The task:
Work out how many lines hold the string "caption". Give that number and nothing more.

Extracted data:
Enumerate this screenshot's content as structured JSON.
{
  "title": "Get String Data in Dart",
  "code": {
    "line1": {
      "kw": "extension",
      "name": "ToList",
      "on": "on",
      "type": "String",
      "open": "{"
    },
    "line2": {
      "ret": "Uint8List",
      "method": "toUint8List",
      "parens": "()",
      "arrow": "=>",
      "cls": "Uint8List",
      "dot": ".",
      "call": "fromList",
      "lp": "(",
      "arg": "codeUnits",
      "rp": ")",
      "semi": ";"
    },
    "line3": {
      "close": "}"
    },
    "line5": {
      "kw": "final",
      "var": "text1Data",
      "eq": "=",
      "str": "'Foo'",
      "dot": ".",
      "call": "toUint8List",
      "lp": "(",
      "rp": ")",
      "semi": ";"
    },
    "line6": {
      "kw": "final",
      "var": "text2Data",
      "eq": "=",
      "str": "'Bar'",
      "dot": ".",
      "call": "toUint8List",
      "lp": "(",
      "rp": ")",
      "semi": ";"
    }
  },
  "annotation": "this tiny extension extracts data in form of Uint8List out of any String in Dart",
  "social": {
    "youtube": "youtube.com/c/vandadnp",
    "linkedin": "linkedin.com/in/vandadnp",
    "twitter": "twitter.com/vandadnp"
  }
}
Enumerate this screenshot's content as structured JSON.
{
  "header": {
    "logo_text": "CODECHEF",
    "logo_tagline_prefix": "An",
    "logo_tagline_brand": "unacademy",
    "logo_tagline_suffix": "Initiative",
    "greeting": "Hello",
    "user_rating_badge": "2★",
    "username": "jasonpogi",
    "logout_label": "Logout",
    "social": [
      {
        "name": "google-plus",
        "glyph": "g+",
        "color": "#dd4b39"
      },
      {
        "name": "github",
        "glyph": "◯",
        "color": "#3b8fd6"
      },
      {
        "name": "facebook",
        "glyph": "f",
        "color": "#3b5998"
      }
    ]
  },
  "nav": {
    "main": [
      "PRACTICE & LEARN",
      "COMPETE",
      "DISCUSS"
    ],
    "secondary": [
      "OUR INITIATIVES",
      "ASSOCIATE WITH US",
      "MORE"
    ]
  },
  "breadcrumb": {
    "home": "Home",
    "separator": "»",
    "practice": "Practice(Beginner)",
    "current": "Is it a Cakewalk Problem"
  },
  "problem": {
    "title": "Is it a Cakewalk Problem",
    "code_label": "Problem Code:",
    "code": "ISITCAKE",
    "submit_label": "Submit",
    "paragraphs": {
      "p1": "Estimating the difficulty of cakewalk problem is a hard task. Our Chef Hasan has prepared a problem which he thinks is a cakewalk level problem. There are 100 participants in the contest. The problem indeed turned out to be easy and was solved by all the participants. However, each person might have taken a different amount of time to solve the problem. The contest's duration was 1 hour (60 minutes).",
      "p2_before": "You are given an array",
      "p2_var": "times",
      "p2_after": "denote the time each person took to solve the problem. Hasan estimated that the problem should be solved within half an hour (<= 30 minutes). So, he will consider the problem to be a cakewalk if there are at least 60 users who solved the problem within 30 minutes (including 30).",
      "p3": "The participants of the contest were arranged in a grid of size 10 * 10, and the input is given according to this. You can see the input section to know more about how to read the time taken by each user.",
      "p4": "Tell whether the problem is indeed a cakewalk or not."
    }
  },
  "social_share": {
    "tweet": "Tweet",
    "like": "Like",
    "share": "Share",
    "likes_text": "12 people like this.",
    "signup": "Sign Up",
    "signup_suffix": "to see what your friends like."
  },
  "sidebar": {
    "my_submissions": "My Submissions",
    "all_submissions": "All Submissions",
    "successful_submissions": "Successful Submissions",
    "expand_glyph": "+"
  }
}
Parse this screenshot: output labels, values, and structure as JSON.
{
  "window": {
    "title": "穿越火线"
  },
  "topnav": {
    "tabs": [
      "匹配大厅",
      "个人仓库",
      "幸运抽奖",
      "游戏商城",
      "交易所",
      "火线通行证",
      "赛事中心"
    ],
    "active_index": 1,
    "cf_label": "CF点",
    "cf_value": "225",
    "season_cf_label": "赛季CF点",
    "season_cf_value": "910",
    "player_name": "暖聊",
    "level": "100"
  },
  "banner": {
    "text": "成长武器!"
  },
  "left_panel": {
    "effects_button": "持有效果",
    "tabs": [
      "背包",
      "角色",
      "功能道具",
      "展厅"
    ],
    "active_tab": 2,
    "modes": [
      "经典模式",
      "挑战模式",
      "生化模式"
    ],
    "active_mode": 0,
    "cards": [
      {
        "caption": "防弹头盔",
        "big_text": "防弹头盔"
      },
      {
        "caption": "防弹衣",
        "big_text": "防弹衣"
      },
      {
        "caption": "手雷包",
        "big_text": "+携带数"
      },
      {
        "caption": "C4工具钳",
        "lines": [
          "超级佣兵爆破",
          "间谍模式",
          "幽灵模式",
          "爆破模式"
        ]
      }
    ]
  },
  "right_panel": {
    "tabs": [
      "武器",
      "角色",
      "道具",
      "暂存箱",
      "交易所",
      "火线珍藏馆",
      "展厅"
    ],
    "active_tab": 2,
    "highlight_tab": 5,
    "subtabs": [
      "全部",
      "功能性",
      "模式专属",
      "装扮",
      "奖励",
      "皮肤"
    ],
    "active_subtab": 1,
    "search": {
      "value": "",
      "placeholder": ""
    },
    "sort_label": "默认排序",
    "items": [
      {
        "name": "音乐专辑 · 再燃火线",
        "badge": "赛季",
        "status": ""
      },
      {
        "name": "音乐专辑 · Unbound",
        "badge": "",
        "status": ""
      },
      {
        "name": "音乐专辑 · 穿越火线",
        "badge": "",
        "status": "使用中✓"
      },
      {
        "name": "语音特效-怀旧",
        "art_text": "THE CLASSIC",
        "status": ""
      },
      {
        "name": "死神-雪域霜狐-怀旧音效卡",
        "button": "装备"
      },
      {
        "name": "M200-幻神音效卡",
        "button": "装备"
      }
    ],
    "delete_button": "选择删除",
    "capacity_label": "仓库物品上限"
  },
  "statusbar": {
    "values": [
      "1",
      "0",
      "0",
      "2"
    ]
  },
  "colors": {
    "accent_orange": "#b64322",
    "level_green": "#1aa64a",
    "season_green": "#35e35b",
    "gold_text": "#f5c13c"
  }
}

Answer to the exercise:
4